_Problem details_
Copy each line below in which the word "grid" occurs.

_Information shown_
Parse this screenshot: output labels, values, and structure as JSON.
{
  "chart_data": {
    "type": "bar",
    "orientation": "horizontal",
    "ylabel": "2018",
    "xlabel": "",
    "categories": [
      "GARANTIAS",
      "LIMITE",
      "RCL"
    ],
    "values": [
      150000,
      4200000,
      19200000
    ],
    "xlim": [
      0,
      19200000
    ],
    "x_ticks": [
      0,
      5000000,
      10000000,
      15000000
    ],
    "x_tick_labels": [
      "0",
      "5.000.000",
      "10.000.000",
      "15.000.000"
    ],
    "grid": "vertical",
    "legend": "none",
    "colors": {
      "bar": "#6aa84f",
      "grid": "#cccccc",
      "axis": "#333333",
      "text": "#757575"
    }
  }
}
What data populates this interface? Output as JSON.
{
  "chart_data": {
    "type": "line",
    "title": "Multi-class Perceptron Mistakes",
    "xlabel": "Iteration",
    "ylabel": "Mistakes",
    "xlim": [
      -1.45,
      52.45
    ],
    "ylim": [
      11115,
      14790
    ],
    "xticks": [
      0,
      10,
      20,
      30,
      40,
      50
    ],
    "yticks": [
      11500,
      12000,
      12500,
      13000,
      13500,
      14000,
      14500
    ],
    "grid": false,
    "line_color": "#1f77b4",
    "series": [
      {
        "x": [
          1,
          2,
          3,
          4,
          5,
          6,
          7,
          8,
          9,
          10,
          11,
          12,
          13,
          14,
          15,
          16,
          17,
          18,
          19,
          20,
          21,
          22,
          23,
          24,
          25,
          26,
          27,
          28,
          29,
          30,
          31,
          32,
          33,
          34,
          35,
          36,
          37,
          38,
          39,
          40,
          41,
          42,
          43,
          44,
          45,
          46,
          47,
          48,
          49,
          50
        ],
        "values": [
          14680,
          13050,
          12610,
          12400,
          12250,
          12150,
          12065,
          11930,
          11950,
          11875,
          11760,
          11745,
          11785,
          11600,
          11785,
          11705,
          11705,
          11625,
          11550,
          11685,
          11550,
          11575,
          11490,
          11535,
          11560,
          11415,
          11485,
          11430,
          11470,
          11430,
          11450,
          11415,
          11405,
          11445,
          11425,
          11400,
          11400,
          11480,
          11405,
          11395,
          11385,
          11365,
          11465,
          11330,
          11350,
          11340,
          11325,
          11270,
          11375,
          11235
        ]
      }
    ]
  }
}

_Completed exercise_
    "grid": "vertical",
      "grid": "#cccccc",
    "grid": false,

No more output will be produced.